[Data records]
+---+

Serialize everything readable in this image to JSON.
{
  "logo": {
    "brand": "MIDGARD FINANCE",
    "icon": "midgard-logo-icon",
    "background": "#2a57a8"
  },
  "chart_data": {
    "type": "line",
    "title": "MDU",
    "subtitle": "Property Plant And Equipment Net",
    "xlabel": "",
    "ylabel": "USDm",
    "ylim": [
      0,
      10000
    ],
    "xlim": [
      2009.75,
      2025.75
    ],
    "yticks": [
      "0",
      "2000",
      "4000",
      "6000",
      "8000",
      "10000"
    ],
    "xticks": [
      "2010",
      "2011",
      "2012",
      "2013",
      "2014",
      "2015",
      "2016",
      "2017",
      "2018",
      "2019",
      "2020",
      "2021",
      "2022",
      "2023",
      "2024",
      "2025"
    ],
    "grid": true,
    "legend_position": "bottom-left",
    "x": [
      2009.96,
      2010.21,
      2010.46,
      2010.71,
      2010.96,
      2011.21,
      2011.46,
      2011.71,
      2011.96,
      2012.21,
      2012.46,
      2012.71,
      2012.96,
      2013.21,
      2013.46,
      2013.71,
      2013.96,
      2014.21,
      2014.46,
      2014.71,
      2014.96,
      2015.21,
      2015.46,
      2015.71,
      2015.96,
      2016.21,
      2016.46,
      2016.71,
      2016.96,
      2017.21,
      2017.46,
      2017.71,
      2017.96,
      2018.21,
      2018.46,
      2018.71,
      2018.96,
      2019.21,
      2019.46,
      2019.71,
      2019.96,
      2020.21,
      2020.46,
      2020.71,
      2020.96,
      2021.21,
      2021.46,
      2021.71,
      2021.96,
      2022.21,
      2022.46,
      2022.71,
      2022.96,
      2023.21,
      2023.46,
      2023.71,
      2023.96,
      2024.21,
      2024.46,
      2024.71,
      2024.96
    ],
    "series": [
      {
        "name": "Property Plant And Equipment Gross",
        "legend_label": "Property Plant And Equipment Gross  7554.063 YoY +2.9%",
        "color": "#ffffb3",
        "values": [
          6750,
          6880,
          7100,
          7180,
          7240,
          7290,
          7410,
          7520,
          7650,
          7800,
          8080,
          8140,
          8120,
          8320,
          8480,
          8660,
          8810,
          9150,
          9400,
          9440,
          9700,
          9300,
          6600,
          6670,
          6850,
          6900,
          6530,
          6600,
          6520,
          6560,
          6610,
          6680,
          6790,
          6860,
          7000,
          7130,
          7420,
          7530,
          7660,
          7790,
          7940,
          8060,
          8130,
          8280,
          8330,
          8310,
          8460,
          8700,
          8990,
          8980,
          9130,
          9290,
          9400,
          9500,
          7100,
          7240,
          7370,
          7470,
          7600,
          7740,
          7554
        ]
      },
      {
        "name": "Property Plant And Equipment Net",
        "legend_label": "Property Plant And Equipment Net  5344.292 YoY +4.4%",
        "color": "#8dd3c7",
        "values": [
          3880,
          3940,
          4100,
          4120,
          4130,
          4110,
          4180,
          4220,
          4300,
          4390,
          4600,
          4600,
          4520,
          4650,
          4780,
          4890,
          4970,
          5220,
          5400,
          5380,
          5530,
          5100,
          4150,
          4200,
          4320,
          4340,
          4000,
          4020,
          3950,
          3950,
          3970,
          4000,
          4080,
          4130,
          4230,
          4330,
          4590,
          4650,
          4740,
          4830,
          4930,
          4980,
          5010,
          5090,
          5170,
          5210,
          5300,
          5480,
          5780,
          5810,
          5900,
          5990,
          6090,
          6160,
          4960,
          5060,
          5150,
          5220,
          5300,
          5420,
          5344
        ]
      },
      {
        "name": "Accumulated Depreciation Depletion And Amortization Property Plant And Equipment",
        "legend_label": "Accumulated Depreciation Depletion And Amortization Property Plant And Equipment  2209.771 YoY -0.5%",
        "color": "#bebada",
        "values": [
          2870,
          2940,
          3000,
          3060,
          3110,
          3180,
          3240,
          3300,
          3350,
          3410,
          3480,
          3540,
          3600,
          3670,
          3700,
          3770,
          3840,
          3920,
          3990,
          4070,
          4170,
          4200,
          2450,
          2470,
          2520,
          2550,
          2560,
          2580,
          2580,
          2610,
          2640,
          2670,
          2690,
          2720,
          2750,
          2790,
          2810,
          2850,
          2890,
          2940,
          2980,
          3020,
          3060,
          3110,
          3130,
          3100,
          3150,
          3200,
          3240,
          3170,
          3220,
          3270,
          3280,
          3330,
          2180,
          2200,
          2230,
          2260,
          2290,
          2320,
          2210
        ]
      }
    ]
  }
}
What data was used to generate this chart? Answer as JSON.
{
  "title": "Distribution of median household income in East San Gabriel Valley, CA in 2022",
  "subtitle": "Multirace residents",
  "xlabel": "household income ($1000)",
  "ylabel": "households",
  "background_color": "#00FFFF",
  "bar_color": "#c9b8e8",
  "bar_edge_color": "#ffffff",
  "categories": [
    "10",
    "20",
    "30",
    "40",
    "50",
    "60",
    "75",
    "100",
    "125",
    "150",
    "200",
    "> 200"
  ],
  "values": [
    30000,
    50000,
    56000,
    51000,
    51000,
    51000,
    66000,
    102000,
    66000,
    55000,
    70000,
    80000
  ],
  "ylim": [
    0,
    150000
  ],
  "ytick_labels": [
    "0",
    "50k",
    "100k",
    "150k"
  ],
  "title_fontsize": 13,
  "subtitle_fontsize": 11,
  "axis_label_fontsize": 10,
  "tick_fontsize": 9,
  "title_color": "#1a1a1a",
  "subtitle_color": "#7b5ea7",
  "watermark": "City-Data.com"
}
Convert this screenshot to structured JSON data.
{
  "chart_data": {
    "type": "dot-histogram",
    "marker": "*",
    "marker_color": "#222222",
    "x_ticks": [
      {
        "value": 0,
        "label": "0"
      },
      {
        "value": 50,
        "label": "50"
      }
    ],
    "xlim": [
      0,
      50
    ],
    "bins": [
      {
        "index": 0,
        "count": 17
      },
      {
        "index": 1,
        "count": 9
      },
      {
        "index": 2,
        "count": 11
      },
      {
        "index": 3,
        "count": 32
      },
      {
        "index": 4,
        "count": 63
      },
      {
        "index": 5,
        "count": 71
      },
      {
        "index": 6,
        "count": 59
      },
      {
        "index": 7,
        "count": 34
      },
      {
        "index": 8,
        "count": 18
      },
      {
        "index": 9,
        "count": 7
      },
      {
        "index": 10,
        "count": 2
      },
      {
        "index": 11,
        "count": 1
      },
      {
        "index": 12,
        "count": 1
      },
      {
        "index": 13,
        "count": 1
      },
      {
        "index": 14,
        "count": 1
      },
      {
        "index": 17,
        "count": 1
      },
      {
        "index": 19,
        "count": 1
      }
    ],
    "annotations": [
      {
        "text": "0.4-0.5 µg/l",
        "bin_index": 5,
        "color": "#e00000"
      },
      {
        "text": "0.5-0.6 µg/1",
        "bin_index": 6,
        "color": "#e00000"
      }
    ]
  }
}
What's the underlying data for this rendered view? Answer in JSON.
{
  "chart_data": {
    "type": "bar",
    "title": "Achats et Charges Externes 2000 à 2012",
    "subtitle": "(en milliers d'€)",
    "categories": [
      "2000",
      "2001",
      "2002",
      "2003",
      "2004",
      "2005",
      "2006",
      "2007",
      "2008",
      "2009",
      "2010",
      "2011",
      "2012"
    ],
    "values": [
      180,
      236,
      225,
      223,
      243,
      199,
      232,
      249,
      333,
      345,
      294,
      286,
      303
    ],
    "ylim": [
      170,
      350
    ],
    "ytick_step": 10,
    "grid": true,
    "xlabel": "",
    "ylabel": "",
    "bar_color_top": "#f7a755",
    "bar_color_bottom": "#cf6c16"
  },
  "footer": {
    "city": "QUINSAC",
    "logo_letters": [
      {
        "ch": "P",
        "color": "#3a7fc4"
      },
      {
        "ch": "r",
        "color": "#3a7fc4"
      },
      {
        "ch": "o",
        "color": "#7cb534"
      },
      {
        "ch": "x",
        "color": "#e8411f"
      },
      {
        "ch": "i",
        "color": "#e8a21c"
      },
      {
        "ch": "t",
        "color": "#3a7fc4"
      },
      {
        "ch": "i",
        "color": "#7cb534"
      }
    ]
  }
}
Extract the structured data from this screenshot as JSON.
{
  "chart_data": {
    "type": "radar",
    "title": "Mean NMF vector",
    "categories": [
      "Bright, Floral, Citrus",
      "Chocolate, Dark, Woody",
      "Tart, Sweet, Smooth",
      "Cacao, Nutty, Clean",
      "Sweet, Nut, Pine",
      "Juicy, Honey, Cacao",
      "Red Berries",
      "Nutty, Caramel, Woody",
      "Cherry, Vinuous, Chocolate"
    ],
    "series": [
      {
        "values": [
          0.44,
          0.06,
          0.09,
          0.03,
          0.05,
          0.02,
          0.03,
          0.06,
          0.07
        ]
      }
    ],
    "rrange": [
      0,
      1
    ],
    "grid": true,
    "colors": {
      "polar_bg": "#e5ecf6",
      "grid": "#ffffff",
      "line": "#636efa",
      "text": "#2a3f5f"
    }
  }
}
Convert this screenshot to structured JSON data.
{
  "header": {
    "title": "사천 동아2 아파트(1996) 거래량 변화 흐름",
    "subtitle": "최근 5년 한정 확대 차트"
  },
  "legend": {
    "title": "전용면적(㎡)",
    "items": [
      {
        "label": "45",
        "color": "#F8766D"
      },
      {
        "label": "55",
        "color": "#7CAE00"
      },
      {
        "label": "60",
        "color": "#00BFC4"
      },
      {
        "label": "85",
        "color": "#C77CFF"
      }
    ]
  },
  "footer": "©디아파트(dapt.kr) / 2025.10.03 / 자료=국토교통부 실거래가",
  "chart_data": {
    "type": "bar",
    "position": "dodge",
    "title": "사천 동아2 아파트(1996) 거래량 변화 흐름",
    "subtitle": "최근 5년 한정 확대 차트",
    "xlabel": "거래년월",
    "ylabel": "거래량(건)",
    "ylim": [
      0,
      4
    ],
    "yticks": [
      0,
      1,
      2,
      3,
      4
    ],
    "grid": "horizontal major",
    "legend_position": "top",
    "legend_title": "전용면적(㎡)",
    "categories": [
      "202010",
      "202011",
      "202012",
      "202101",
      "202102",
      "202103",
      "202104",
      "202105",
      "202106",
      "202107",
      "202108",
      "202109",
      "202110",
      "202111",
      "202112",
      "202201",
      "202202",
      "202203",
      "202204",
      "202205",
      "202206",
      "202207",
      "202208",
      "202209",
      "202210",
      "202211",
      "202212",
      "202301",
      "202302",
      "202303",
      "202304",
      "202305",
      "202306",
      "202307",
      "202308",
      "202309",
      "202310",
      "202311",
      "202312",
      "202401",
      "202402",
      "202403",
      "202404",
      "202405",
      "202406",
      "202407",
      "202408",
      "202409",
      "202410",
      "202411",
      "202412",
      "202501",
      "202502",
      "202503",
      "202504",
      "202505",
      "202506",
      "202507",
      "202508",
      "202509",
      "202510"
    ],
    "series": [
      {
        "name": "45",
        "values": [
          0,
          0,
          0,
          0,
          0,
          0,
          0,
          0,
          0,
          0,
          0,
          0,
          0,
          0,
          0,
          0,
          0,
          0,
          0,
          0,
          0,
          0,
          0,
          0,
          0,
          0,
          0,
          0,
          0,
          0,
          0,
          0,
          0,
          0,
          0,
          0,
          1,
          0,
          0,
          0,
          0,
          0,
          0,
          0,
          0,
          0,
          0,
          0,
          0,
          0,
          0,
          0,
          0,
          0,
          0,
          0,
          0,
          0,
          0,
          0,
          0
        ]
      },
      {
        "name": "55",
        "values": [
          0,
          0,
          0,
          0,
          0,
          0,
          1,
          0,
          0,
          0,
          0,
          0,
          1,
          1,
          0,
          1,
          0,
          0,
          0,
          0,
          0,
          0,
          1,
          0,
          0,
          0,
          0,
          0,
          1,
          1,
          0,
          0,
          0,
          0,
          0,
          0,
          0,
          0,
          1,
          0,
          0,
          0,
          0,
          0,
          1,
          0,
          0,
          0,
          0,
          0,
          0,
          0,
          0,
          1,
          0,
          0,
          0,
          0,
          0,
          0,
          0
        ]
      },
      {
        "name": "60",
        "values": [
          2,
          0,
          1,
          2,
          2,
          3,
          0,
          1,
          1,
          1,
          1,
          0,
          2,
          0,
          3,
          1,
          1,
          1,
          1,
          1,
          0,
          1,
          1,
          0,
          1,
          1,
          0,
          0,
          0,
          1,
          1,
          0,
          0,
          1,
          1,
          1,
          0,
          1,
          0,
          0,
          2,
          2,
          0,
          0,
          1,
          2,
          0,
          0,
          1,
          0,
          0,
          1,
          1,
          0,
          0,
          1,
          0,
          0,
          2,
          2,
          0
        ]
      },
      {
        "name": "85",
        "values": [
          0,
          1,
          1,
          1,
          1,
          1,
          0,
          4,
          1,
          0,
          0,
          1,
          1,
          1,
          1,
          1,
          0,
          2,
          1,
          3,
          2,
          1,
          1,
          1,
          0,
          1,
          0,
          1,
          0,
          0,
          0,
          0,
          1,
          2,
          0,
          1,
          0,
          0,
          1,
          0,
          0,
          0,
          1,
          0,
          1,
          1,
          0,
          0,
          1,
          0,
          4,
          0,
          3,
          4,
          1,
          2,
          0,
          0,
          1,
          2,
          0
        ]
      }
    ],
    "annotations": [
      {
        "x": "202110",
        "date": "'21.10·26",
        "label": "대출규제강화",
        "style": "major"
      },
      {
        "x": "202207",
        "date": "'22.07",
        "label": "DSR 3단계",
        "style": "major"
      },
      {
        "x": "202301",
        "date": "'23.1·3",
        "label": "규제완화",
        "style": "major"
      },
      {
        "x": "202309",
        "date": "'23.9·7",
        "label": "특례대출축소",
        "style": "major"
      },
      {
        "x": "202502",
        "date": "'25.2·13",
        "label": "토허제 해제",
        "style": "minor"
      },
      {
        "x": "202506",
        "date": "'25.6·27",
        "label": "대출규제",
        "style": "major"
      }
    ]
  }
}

+---+

### [Exercise]
Your task is to list each line of the records with the word "What".

### [Exercise result]
What data was used to generate this chart? Answer as JSON.
What's the underlying data for this rendered view? Answer in JSON.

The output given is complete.